> **Problem statement**: Work out how many lines of the listing hold the string "page". Answer with that number alone.

### Supplied data ###

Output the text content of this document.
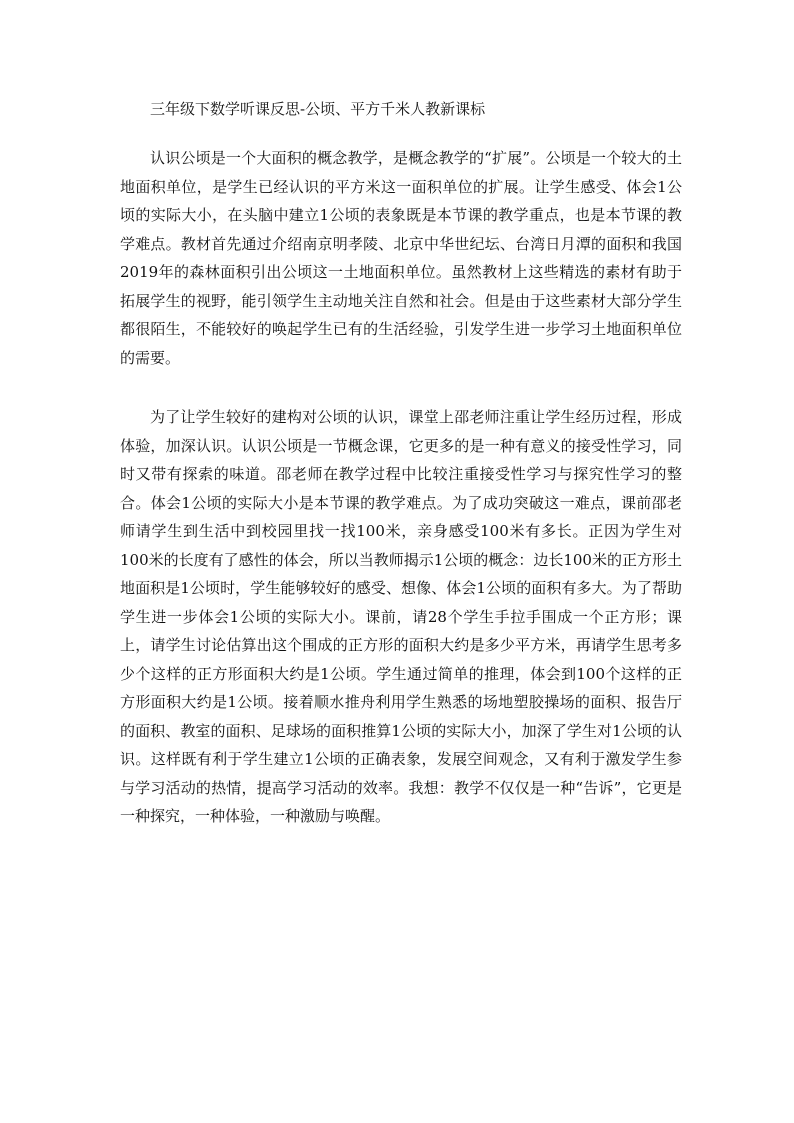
三年级下数学听课反思-公顷、平方千米人教新课标

认识公顷是一个大面积的概念教学，是概念教学的“扩展”。公顷是一个较大的土地面积单位，是学生已经认识的平方米这一面积单位的扩展。让学生感受、体会1公顷的实际大小，在头脑中建立1公顷的表象既是本节课的教学重点，也是本节课的教学难点。教材首先通过介绍南京明孝陵、北京中华世纪坛、台湾日月潭的面积和我国2019年的森林面积引出公顷这一土地面积单位。虽然教材上这些精选的素材有助于拓展学生的视野，能引领学生主动地关注自然和社会。但是由于这些素材大部分学生都很陌生，不能较好的唤起学生已有的生活经验，引发学生进一步学习土地面积单位的需要。

为了让学生较好的建构对公顷的认识，课堂上邵老师注重让学生经历过程，形成体验，加深认识。认识公顷是一节概念课，它更多的是一种有意义的接受性学习，同时又带有探索的味道。邵老师在教学过程中比较注重接受性学习与探究性学习的整合。体会1公顷的实际大小是本节课的教学难点。为了成功突破这一难点，课前邵老师请学生到生活中到校园里找一找100米，亲身感受100米有多长。正因为学生对100米的长度有了感性的体会，所以当教师揭示1公顷的概念：边长100米的正方形土地面积是1公顷时，学生能够较好的感受、想像、体会1公顷的面积有多大。为了帮助学生进一步体会1公顷的实际大小。课前，请28个学生手拉手围成一个正方形；课上，请学生讨论估算出这个围成的正方形的面积大约是多少平方米，再请学生思考多少个这样的正方形面积大约是1公顷。学生通过简单的推理，体会到100个这样的正方形面积大约是1公顷。接着顺水推舟利用学生熟悉的场地塑胶操场的面积、报告厅的面积、教室的面积、足球场的面积推算1公顷的实际大小，加深了学生对1公顷的认识。这样既有利于学生建立1公顷的正确表象，发展空间观念，又有利于激发学生参与学习活动的热情，提高学习活动的效率。我想：教学不仅仅是一种“告诉”，它更是一种探究，一种体验，一种激励与唤醒。
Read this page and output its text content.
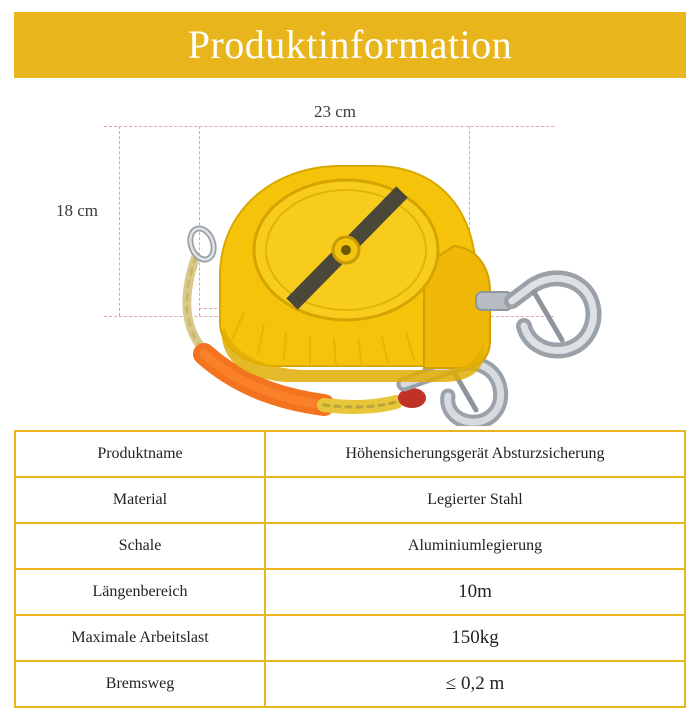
Produktinformation
23 cm
18 cm
Produktname	Höhensicherungsgerät Absturzsicherung
Material	Legierter Stahl
Schale	Aluminiumlegierung
Längenbereich	10m
Maximale Arbeitslast	150kg
Bremsweg	≤ 0,2 m
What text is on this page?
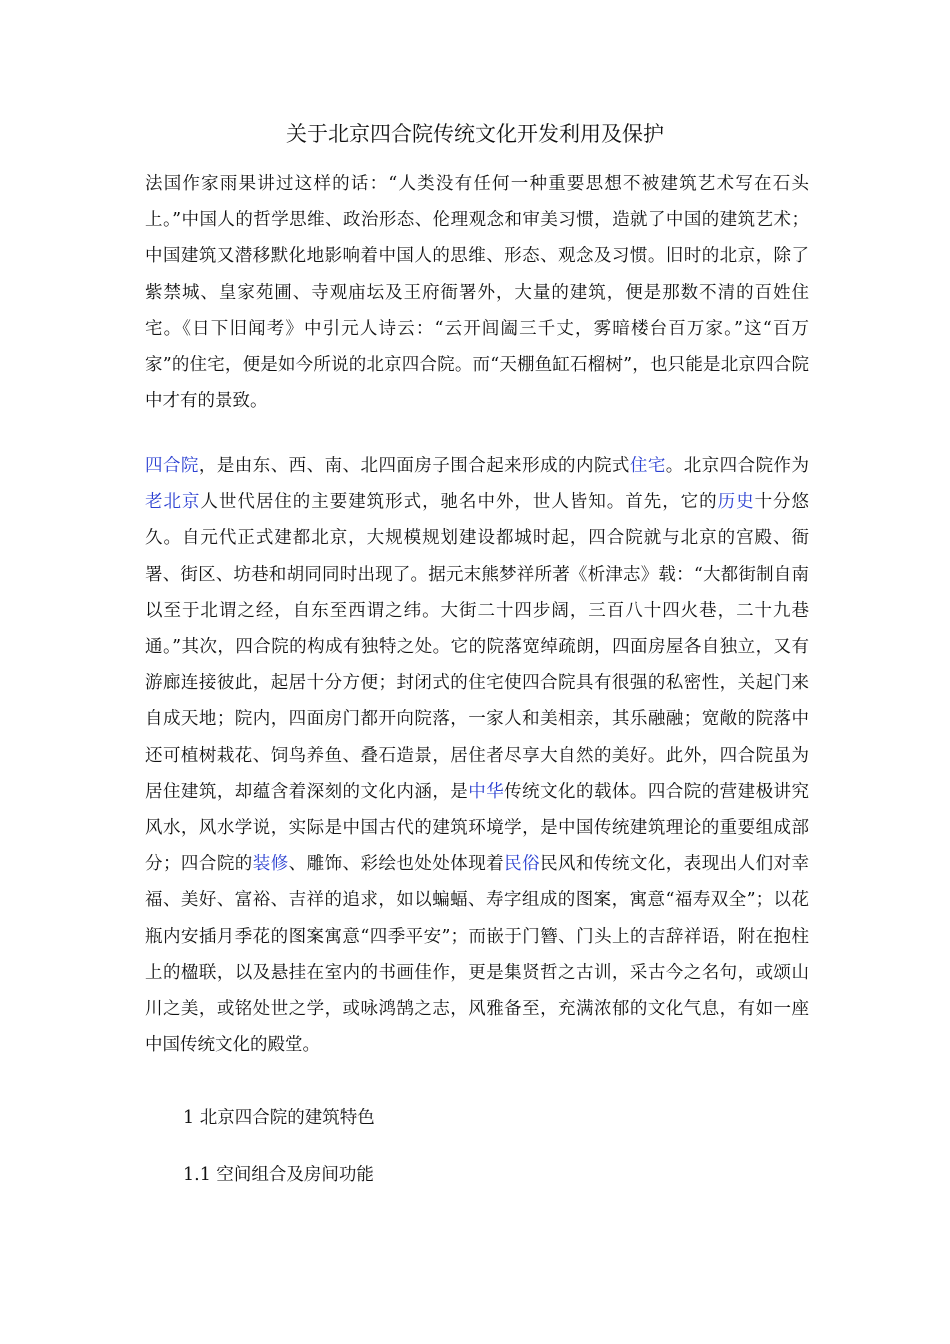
关于北京四合院传统文化开发利用及保护

法国作家雨果讲过这样的话：“人类没有任何一种重要思想不被建筑艺术写在石头上。”中国人的哲学思维、政治形态、伦理观念和审美习惯，造就了中国的建筑艺术；中国建筑又潜移默化地影响着中国人的思维、形态、观念及习惯。旧时的北京，除了紫禁城、皇家苑圃、寺观庙坛及王府衙署外，大量的建筑，便是那数不清的百姓住宅。《日下旧闻考》中引元人诗云：“云开闾阖三千丈，雾暗楼台百万家。”这“百万家”的住宅，便是如今所说的北京四合院。而“天棚鱼缸石榴树”，也只能是北京四合院中才有的景致。

四合院，是由东、西、南、北四面房子围合起来形成的内院式住宅。北京四合院作为老北京人世代居住的主要建筑形式，驰名中外，世人皆知。首先，它的历史十分悠久。自元代正式建都北京，大规模规划建设都城时起，四合院就与北京的宫殿、衙署、街区、坊巷和胡同同时出现了。据元末熊梦祥所著《析津志》载：“大都街制自南以至于北谓之经，自东至西谓之纬。大街二十四步阔，三百八十四火巷，二十九巷通。”其次，四合院的构成有独特之处。它的院落宽绰疏朗，四面房屋各自独立，又有游廊连接彼此，起居十分方便；封闭式的住宅使四合院具有很强的私密性，关起门来自成天地；院内，四面房门都开向院落，一家人和美相亲，其乐融融；宽敞的院落中还可植树栽花、饲鸟养鱼、叠石造景，居住者尽享大自然的美好。此外，四合院虽为居住建筑，却蕴含着深刻的文化内涵，是中华传统文化的载体。四合院的营建极讲究风水，风水学说，实际是中国古代的建筑环境学，是中国传统建筑理论的重要组成部分；四合院的装修、雕饰、彩绘也处处体现着民俗民风和传统文化，表现出人们对幸福、美好、富裕、吉祥的追求，如以蝙蝠、寿字组成的图案，寓意“福寿双全”；以花瓶内安插月季花的图案寓意“四季平安”；而嵌于门簪、门头上的吉辞祥语，附在抱柱上的楹联，以及悬挂在室内的书画佳作，更是集贤哲之古训，采古今之名句，或颂山川之美，或铭处世之学，或咏鸿鹄之志，风雅备至，充满浓郁的文化气息，有如一座中国传统文化的殿堂。

1 北京四合院的建筑特色

1.1 空间组合及房间功能
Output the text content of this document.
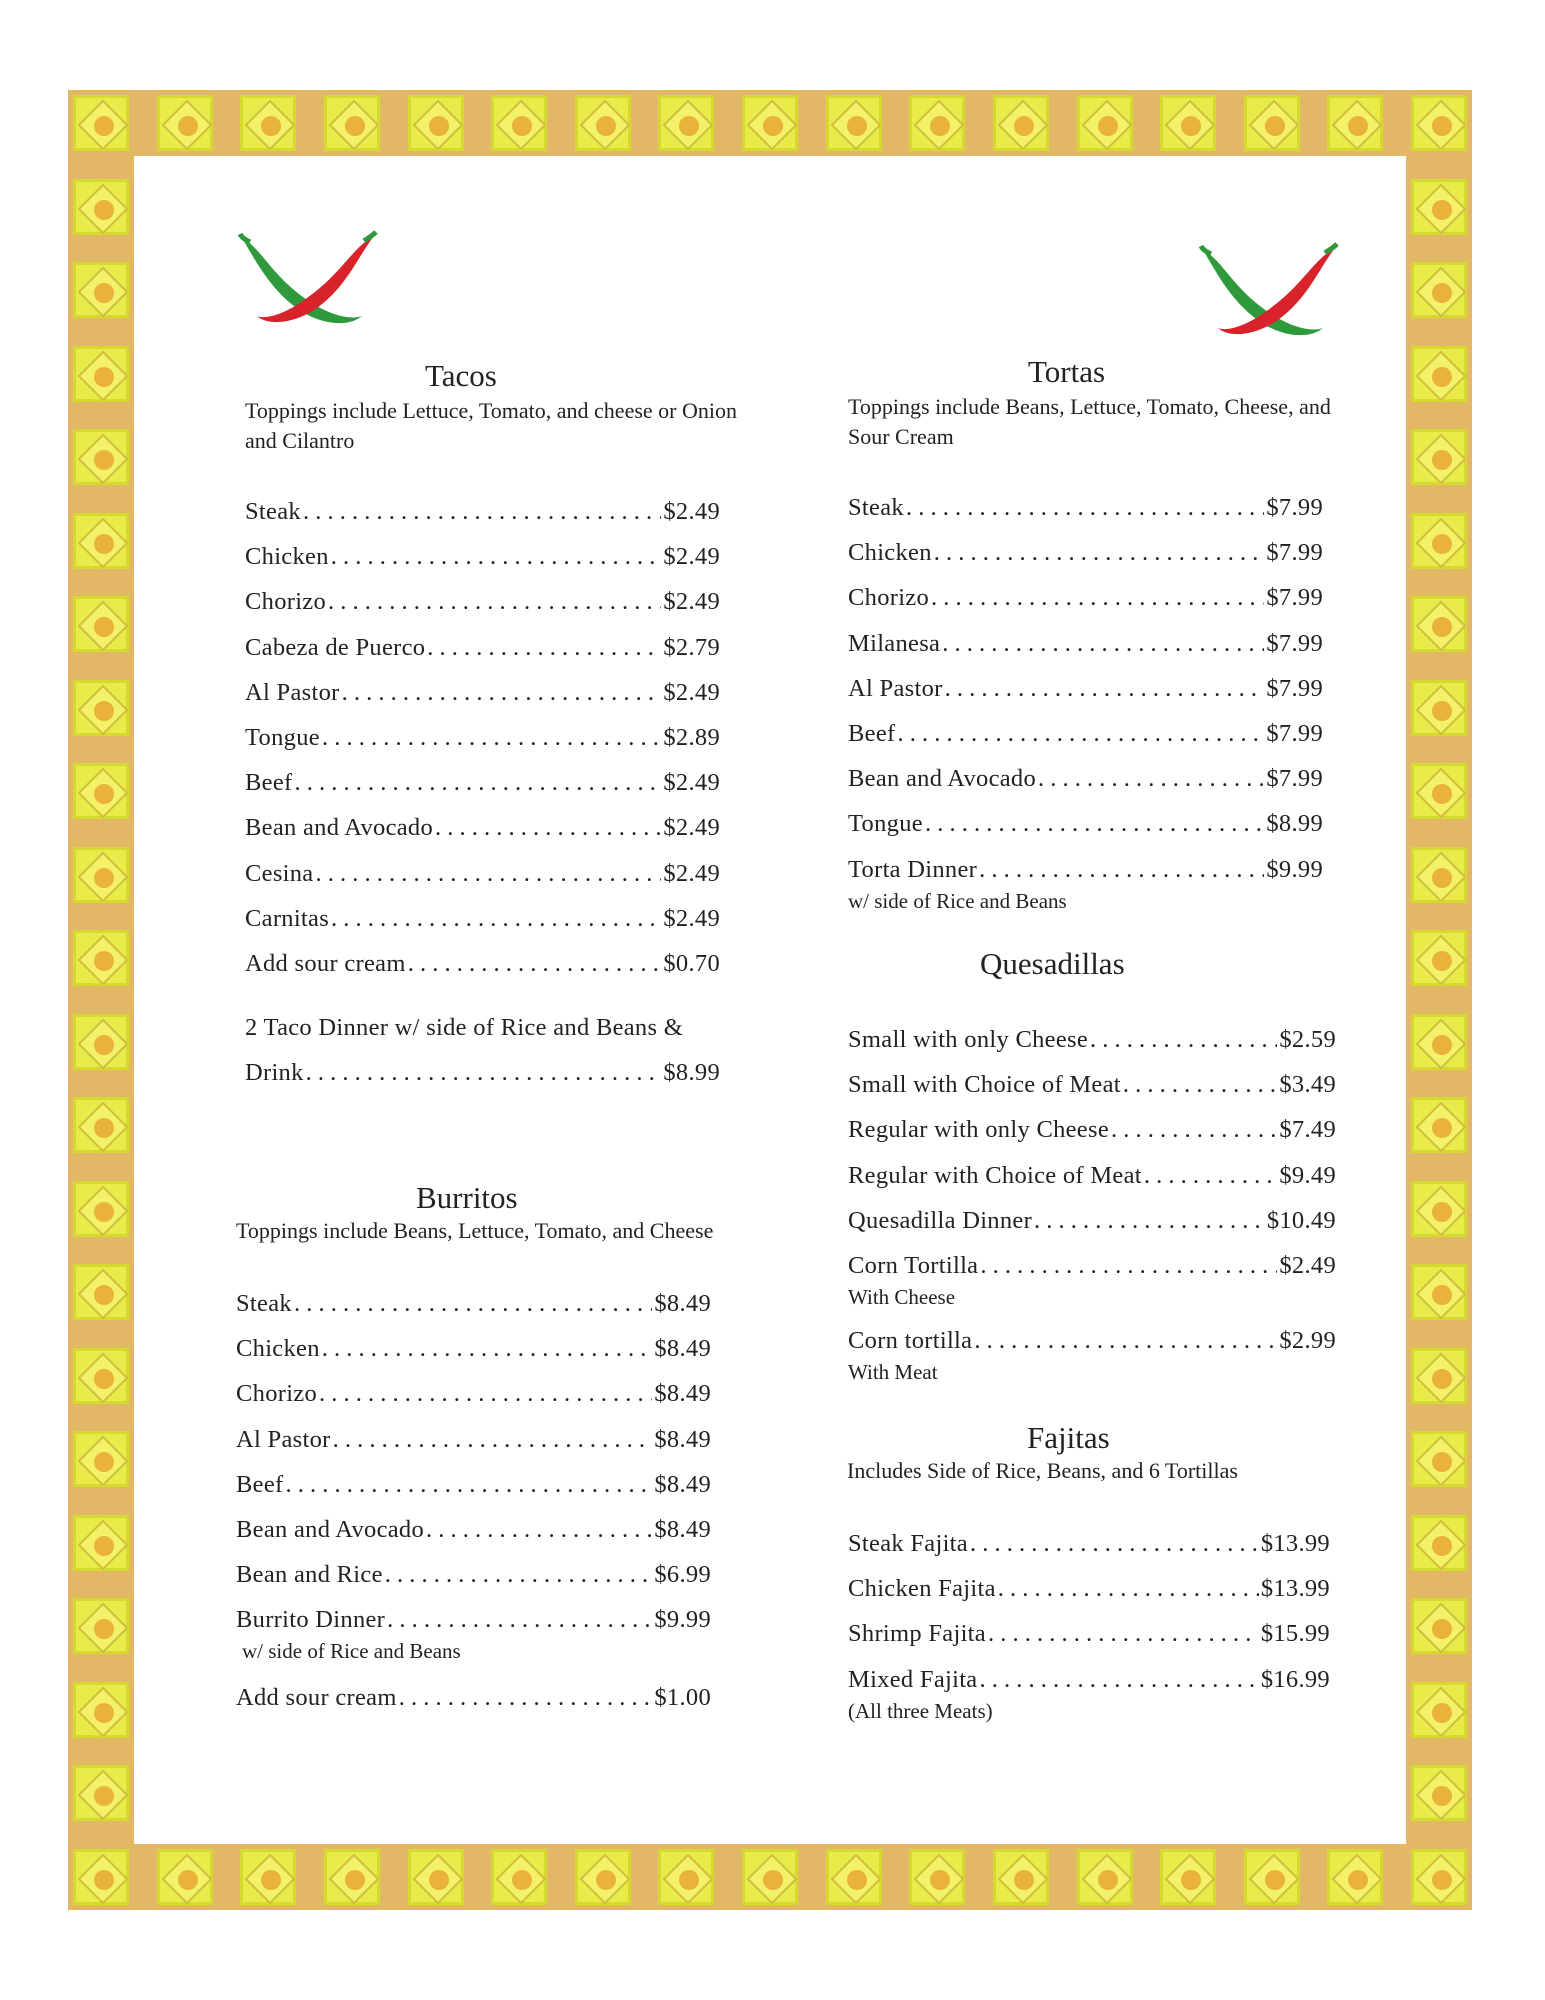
Tacos
Toppings include Lettuce, Tomato, and cheese or Onion and Cilantro
Steak . . .	$2.49
Chicken . . .	$2.49
Chorizo . . .	$2.49
Cabeza de Puerco . . .	$2.79
Al Pastor . . .	$2.49
Tongue . . .	$2.89
Beef . . .	$2.49
Bean and Avocado . . .	$2.49
Cesina . . .	$2.49
Carnitas . . .	$2.49
Add sour cream . . .	$0.70
2 Taco Dinner w/ side of Rice and Beans &
Drink . . .	$8.99
Burritos
Toppings include Beans, Lettuce, Tomato, and Cheese
Steak . . .	$8.49
Chicken . . .	$8.49
Chorizo . . .	$8.49
Al Pastor . . .	$8.49
Beef . . .	$8.49
Bean and Avocado . . .	$8.49
Bean and Rice . . .	$6.99
Burrito Dinner . . .	$9.99
w/ side of Rice and Beans
Add sour cream . . .	$1.00
Tortas
Toppings include Beans, Lettuce, Tomato, Cheese, and Sour Cream
Steak . . .	$7.99
Chicken . . .	$7.99
Chorizo . . .	$7.99
Milanesa . . .	$7.99
Al Pastor . . .	$7.99
Beef . . .	$7.99
Bean and Avocado . . .	$7.99
Tongue . . .	$8.99
Torta Dinner . . .	$9.99
w/ side of Rice and Beans
Quesadillas
Small with only Cheese . . .	$2.59
Small with Choice of Meat . . .	$3.49
Regular with only Cheese . . .	$7.49
Regular with Choice of Meat . . .	$9.49
Quesadilla Dinner . . .	$10.49
Corn Tortilla . . .	$2.49
With Cheese
Corn tortilla . . .	$2.99
With Meat
Fajitas
Includes Side of Rice, Beans, and 6 Tortillas
Steak Fajita . . .	$13.99
Chicken Fajita . . .	$13.99
Shrimp Fajita . . .	$15.99
Mixed Fajita . . .	$16.99
(All three Meats)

###

> **The response**: 2